Excerpts from a figure dataset

==================================================

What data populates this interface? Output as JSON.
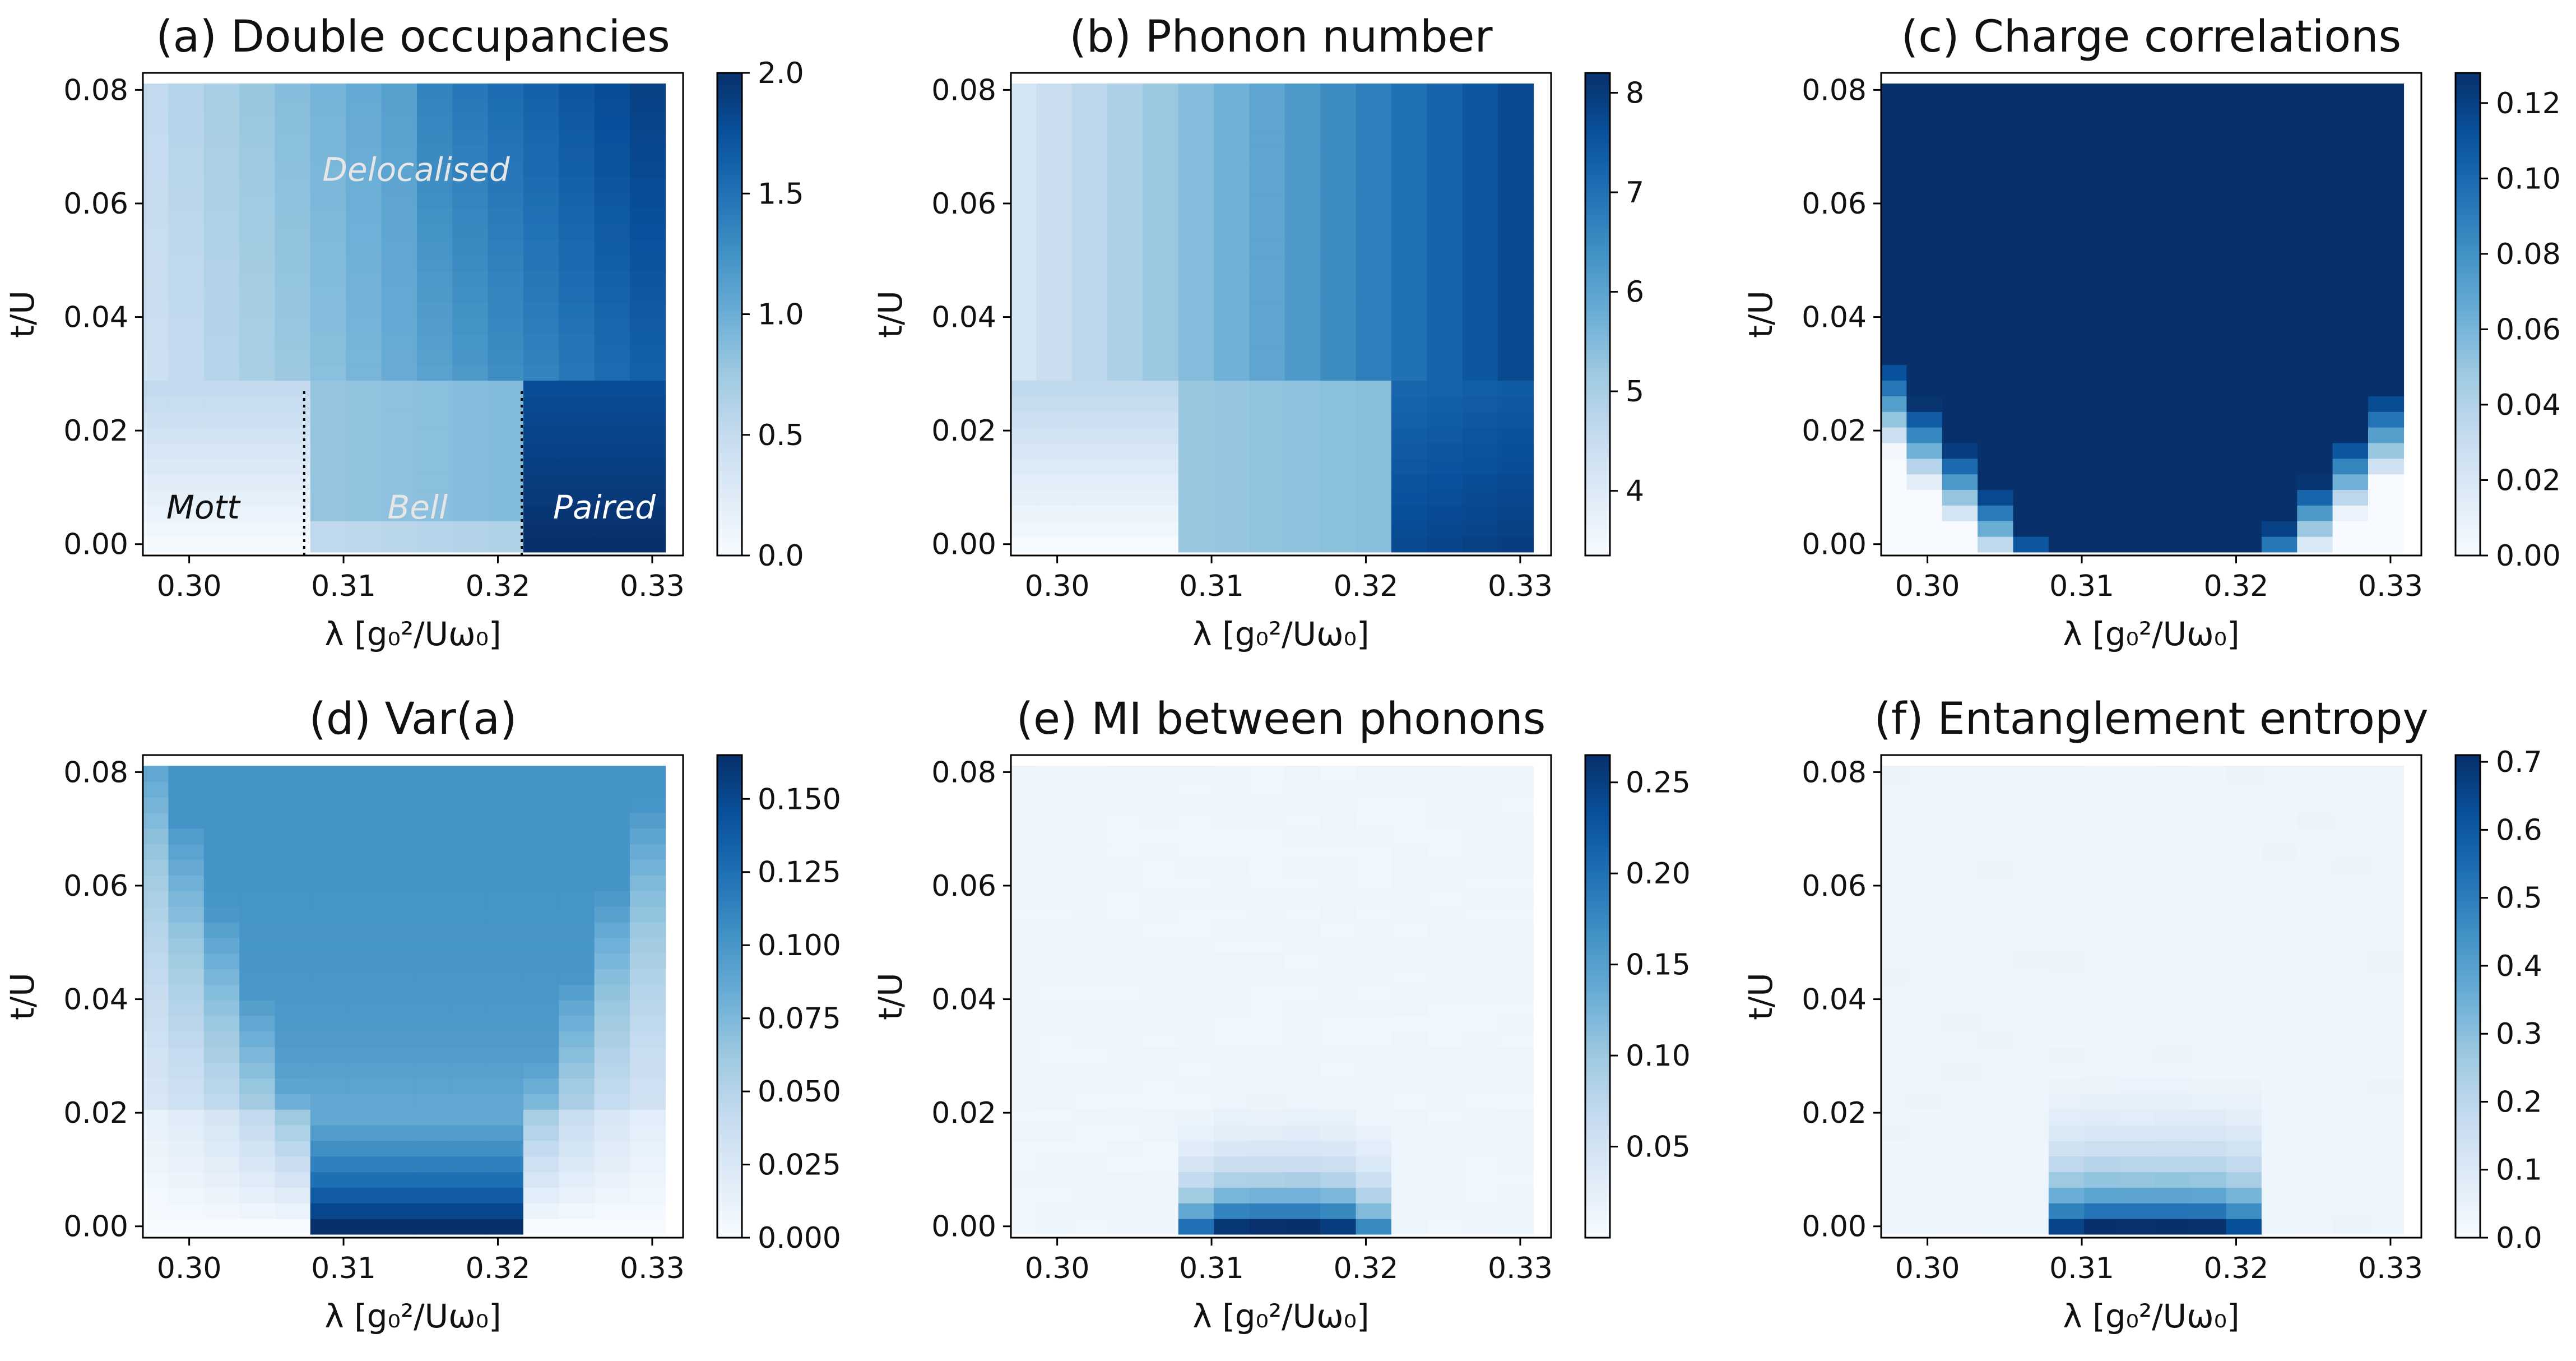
{
  "chart_data": [
    {
      "id": "a",
      "type": "heatmap",
      "title": "(a) Double occupancies",
      "field": "docc",
      "xlabel": "λ   [g₀²/Uω₀]",
      "ylabel": "t/U",
      "xlim": [
        0.297,
        0.332
      ],
      "ylim": [
        -0.002,
        0.083
      ],
      "xticks": [
        0.3,
        0.31,
        0.32,
        0.33
      ],
      "xtick_labels": [
        "0.30",
        "0.31",
        "0.32",
        "0.33"
      ],
      "yticks": [
        0.0,
        0.02,
        0.04,
        0.06,
        0.08
      ],
      "ytick_labels": [
        "0.00",
        "0.02",
        "0.04",
        "0.06",
        "0.08"
      ],
      "colorbar": {
        "range": [
          0.0,
          2.0
        ],
        "ticks": [
          0.0,
          0.5,
          1.0,
          1.5,
          2.0
        ],
        "tick_labels": [
          "0.0",
          "0.5",
          "1.0",
          "1.5",
          "2.0"
        ]
      },
      "annotations": [
        {
          "text": "Delocalised",
          "x": 0.3147,
          "y": 0.064,
          "color": "#e6e6e6"
        },
        {
          "text": "Mott",
          "x": 0.3009,
          "y": 0.0045,
          "color": "#111111"
        },
        {
          "text": "Bell",
          "x": 0.3148,
          "y": 0.0045,
          "color": "#e6e6e6"
        },
        {
          "text": "Paired",
          "x": 0.3269,
          "y": 0.0045,
          "color": "#ffffff"
        }
      ],
      "boundaries": [
        {
          "x": 0.30745,
          "y_range": [
            -0.002,
            0.0275
          ]
        },
        {
          "x": 0.32155,
          "y_range": [
            -0.002,
            0.0275
          ]
        }
      ]
    },
    {
      "id": "b",
      "type": "heatmap",
      "title": "(b) Phonon number",
      "field": "phonon",
      "xlabel": "λ   [g₀²/Uω₀]",
      "ylabel": "t/U",
      "xlim": [
        0.297,
        0.332
      ],
      "ylim": [
        -0.002,
        0.083
      ],
      "xticks": [
        0.3,
        0.31,
        0.32,
        0.33
      ],
      "xtick_labels": [
        "0.30",
        "0.31",
        "0.32",
        "0.33"
      ],
      "yticks": [
        0.0,
        0.02,
        0.04,
        0.06,
        0.08
      ],
      "ytick_labels": [
        "0.00",
        "0.02",
        "0.04",
        "0.06",
        "0.08"
      ],
      "colorbar": {
        "range": [
          3.35,
          8.2
        ],
        "ticks": [
          4,
          5,
          6,
          7,
          8
        ],
        "tick_labels": [
          "4",
          "5",
          "6",
          "7",
          "8"
        ]
      },
      "annotations": [],
      "boundaries": []
    },
    {
      "id": "c",
      "type": "heatmap",
      "title": "(c) Charge correlations",
      "field": "charge",
      "xlabel": "λ   [g₀²/Uω₀]",
      "ylabel": "t/U",
      "xlim": [
        0.297,
        0.332
      ],
      "ylim": [
        -0.002,
        0.083
      ],
      "xticks": [
        0.3,
        0.31,
        0.32,
        0.33
      ],
      "xtick_labels": [
        "0.30",
        "0.31",
        "0.32",
        "0.33"
      ],
      "yticks": [
        0.0,
        0.02,
        0.04,
        0.06,
        0.08
      ],
      "ytick_labels": [
        "0.00",
        "0.02",
        "0.04",
        "0.06",
        "0.08"
      ],
      "colorbar": {
        "range": [
          0.0,
          0.128
        ],
        "ticks": [
          0.0,
          0.02,
          0.04,
          0.06,
          0.08,
          0.1,
          0.12
        ],
        "tick_labels": [
          "0.00",
          "0.02",
          "0.04",
          "0.06",
          "0.08",
          "0.10",
          "0.12"
        ]
      },
      "annotations": [],
      "boundaries": []
    },
    {
      "id": "d",
      "type": "heatmap",
      "title": "(d) Var(a)",
      "field": "vara",
      "xlabel": "λ   [g₀²/Uω₀]",
      "ylabel": "t/U",
      "xlim": [
        0.297,
        0.332
      ],
      "ylim": [
        -0.002,
        0.083
      ],
      "xticks": [
        0.3,
        0.31,
        0.32,
        0.33
      ],
      "xtick_labels": [
        "0.30",
        "0.31",
        "0.32",
        "0.33"
      ],
      "yticks": [
        0.0,
        0.02,
        0.04,
        0.06,
        0.08
      ],
      "ytick_labels": [
        "0.00",
        "0.02",
        "0.04",
        "0.06",
        "0.08"
      ],
      "colorbar": {
        "range": [
          0.0,
          0.165
        ],
        "ticks": [
          0.0,
          0.025,
          0.05,
          0.075,
          0.1,
          0.125,
          0.15
        ],
        "tick_labels": [
          "0.000",
          "0.025",
          "0.050",
          "0.075",
          "0.100",
          "0.125",
          "0.150"
        ]
      },
      "annotations": [],
      "boundaries": []
    },
    {
      "id": "e",
      "type": "heatmap",
      "title": "(e) MI between phonons",
      "field": "mi",
      "xlabel": "λ   [g₀²/Uω₀]",
      "ylabel": "t/U",
      "xlim": [
        0.297,
        0.332
      ],
      "ylim": [
        -0.002,
        0.083
      ],
      "xticks": [
        0.3,
        0.31,
        0.32,
        0.33
      ],
      "xtick_labels": [
        "0.30",
        "0.31",
        "0.32",
        "0.33"
      ],
      "yticks": [
        0.0,
        0.02,
        0.04,
        0.06,
        0.08
      ],
      "ytick_labels": [
        "0.00",
        "0.02",
        "0.04",
        "0.06",
        "0.08"
      ],
      "colorbar": {
        "range": [
          0.0,
          0.265
        ],
        "ticks": [
          0.05,
          0.1,
          0.15,
          0.2,
          0.25
        ],
        "tick_labels": [
          "0.05",
          "0.10",
          "0.15",
          "0.20",
          "0.25"
        ]
      },
      "annotations": [],
      "boundaries": []
    },
    {
      "id": "f",
      "type": "heatmap",
      "title": "(f) Entanglement entropy",
      "field": "ent",
      "xlabel": "λ   [g₀²/Uω₀]",
      "ylabel": "t/U",
      "xlim": [
        0.297,
        0.332
      ],
      "ylim": [
        -0.002,
        0.083
      ],
      "xticks": [
        0.3,
        0.31,
        0.32,
        0.33
      ],
      "xtick_labels": [
        "0.30",
        "0.31",
        "0.32",
        "0.33"
      ],
      "yticks": [
        0.0,
        0.02,
        0.04,
        0.06,
        0.08
      ],
      "ytick_labels": [
        "0.00",
        "0.02",
        "0.04",
        "0.06",
        "0.08"
      ],
      "colorbar": {
        "range": [
          0.0,
          0.71
        ],
        "ticks": [
          0.0,
          0.1,
          0.2,
          0.3,
          0.4,
          0.5,
          0.6,
          0.7
        ],
        "tick_labels": [
          "0.0",
          "0.1",
          "0.2",
          "0.3",
          "0.4",
          "0.5",
          "0.6",
          "0.7"
        ]
      },
      "annotations": [],
      "boundaries": []
    }
  ],
  "grid": {
    "lambda_columns": 15,
    "lambda_start": 0.2975,
    "lambda_step": 0.0023,
    "tU_rows": 30,
    "tU_start": 0.0,
    "tU_step": 0.00275
  },
  "colormap": {
    "name": "Blues",
    "stops": [
      "#f7fbff",
      "#deebf7",
      "#c6dbef",
      "#9ecae1",
      "#6baed6",
      "#4292c6",
      "#2171b5",
      "#08519c",
      "#08306b"
    ]
  }
}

==================================================

§ TASK BRIEF:
Reproduce each entry precisely, dropping only the pictures.

§ TASK SOLUTION:
What data populates this interface? Output as JSON.
{
  "chart_data": [
    {
      "id": "a",
      "type": "heatmap",
      "title": "(a) Double occupancies",
      "field": "docc",
      "xlabel": "λ   [g₀²/Uω₀]",
      "ylabel": "t/U",
      "xlim": [
        0.297,
        0.332
      ],
      "ylim": [
        -0.002,
        0.083
      ],
      "xticks": [
        0.3,
        0.31,
        0.32,
        0.33
      ],
      "xtick_labels": [
        "0.30",
        "0.31",
        "0.32",
        "0.33"
      ],
      "yticks": [
        0.0,
        0.02,
        0.04,
        0.06,
        0.08
      ],
      "ytick_labels": [
        "0.00",
        "0.02",
        "0.04",
        "0.06",
        "0.08"
      ],
      "colorbar": {
        "range": [
          0.0,
          2.0
        ],
        "ticks": [
          0.0,
          0.5,
          1.0,
          1.5,
          2.0
        ],
        "tick_labels": [
          "0.0",
          "0.5",
          "1.0",
          "1.5",
          "2.0"
        ]
      },
      "annotations": [
        {
          "text": "Delocalised",
          "x": 0.3147,
          "y": 0.064,
          "color": "#e6e6e6"
        },
        {
          "text": "Mott",
          "x": 0.3009,
          "y": 0.0045,
          "color": "#111111"
        },
        {
          "text": "Bell",
          "x": 0.3148,
          "y": 0.0045,
          "color": "#e6e6e6"
        },
        {
          "text": "Paired",
          "x": 0.3269,
          "y": 0.0045,
          "color": "#ffffff"
        }
      ],
      "boundaries": [
        {
          "x": 0.30745,
          "y_range": [
            -0.002,
            0.0275
          ]
        },
        {
          "x": 0.32155,
          "y_range": [
            -0.002,
            0.0275
          ]
        }
      ]
    },
    {
      "id": "b",
      "type": "heatmap",
      "title": "(b) Phonon number",
      "field": "phonon",
      "xlabel": "λ   [g₀²/Uω₀]",
      "ylabel": "t/U",
      "xlim": [
        0.297,
        0.332
      ],
      "ylim": [
        -0.002,
        0.083
      ],
      "xticks": [
        0.3,
        0.31,
        0.32,
        0.33
      ],
      "xtick_labels": [
        "0.30",
        "0.31",
        "0.32",
        "0.33"
      ],
      "yticks": [
        0.0,
        0.02,
        0.04,
        0.06,
        0.08
      ],
      "ytick_labels": [
        "0.00",
        "0.02",
        "0.04",
        "0.06",
        "0.08"
      ],
      "colorbar": {
        "range": [
          3.35,
          8.2
        ],
        "ticks": [
          4,
          5,
          6,
          7,
          8
        ],
        "tick_labels": [
          "4",
          "5",
          "6",
          "7",
          "8"
        ]
      },
      "annotations": [],
      "boundaries": []
    },
    {
      "id": "c",
      "type": "heatmap",
      "title": "(c) Charge correlations",
      "field": "charge",
      "xlabel": "λ   [g₀²/Uω₀]",
      "ylabel": "t/U",
      "xlim": [
        0.297,
        0.332
      ],
      "ylim": [
        -0.002,
        0.083
      ],
      "xticks": [
        0.3,
        0.31,
        0.32,
        0.33
      ],
      "xtick_labels": [
        "0.30",
        "0.31",
        "0.32",
        "0.33"
      ],
      "yticks": [
        0.0,
        0.02,
        0.04,
        0.06,
        0.08
      ],
      "ytick_labels": [
        "0.00",
        "0.02",
        "0.04",
        "0.06",
        "0.08"
      ],
      "colorbar": {
        "range": [
          0.0,
          0.128
        ],
        "ticks": [
          0.0,
          0.02,
          0.04,
          0.06,
          0.08,
          0.1,
          0.12
        ],
        "tick_labels": [
          "0.00",
          "0.02",
          "0.04",
          "0.06",
          "0.08",
          "0.10",
          "0.12"
        ]
      },
      "annotations": [],
      "boundaries": []
    },
    {
      "id": "d",
      "type": "heatmap",
      "title": "(d) Var(a)",
      "field": "vara",
      "xlabel": "λ   [g₀²/Uω₀]",
      "ylabel": "t/U",
      "xlim": [
        0.297,
        0.332
      ],
      "ylim": [
        -0.002,
        0.083
      ],
      "xticks": [
        0.3,
        0.31,
        0.32,
        0.33
      ],
      "xtick_labels": [
        "0.30",
        "0.31",
        "0.32",
        "0.33"
      ],
      "yticks": [
        0.0,
        0.02,
        0.04,
        0.06,
        0.08
      ],
      "ytick_labels": [
        "0.00",
        "0.02",
        "0.04",
        "0.06",
        "0.08"
      ],
      "colorbar": {
        "range": [
          0.0,
          0.165
        ],
        "ticks": [
          0.0,
          0.025,
          0.05,
          0.075,
          0.1,
          0.125,
          0.15
        ],
        "tick_labels": [
          "0.000",
          "0.025",
          "0.050",
          "0.075",
          "0.100",
          "0.125",
          "0.150"
        ]
      },
      "annotations": [],
      "boundaries": []
    },
    {
      "id": "e",
      "type": "heatmap",
      "title": "(e) MI between phonons",
      "field": "mi",
      "xlabel": "λ   [g₀²/Uω₀]",
      "ylabel": "t/U",
      "xlim": [
        0.297,
        0.332
      ],
      "ylim": [
        -0.002,
        0.083
      ],
      "xticks": [
        0.3,
        0.31,
        0.32,
        0.33
      ],
      "xtick_labels": [
        "0.30",
        "0.31",
        "0.32",
        "0.33"
      ],
      "yticks": [
        0.0,
        0.02,
        0.04,
        0.06,
        0.08
      ],
      "ytick_labels": [
        "0.00",
        "0.02",
        "0.04",
        "0.06",
        "0.08"
      ],
      "colorbar": {
        "range": [
          0.0,
          0.265
        ],
        "ticks": [
          0.05,
          0.1,
          0.15,
          0.2,
          0.25
        ],
        "tick_labels": [
          "0.05",
          "0.10",
          "0.15",
          "0.20",
          "0.25"
        ]
      },
      "annotations": [],
      "boundaries": []
    },
    {
      "id": "f",
      "type": "heatmap",
      "title": "(f) Entanglement entropy",
      "field": "ent",
      "xlabel": "λ   [g₀²/Uω₀]",
      "ylabel": "t/U",
      "xlim": [
        0.297,
        0.332
      ],
      "ylim": [
        -0.002,
        0.083
      ],
      "xticks": [
        0.3,
        0.31,
        0.32,
        0.33
      ],
      "xtick_labels": [
        "0.30",
        "0.31",
        "0.32",
        "0.33"
      ],
      "yticks": [
        0.0,
        0.02,
        0.04,
        0.06,
        0.08
      ],
      "ytick_labels": [
        "0.00",
        "0.02",
        "0.04",
        "0.06",
        "0.08"
      ],
      "colorbar": {
        "range": [
          0.0,
          0.71
        ],
        "ticks": [
          0.0,
          0.1,
          0.2,
          0.3,
          0.4,
          0.5,
          0.6,
          0.7
        ],
        "tick_labels": [
          "0.0",
          "0.1",
          "0.2",
          "0.3",
          "0.4",
          "0.5",
          "0.6",
          "0.7"
        ]
      },
      "annotations": [],
      "boundaries": []
    }
  ],
  "grid": {
    "lambda_columns": 15,
    "lambda_start": 0.2975,
    "lambda_step": 0.0023,
    "tU_rows": 30,
    "tU_start": 0.0,
    "tU_step": 0.00275
  },
  "colormap": {
    "name": "Blues",
    "stops": [
      "#f7fbff",
      "#deebf7",
      "#c6dbef",
      "#9ecae1",
      "#6baed6",
      "#4292c6",
      "#2171b5",
      "#08519c",
      "#08306b"
    ]
  }
}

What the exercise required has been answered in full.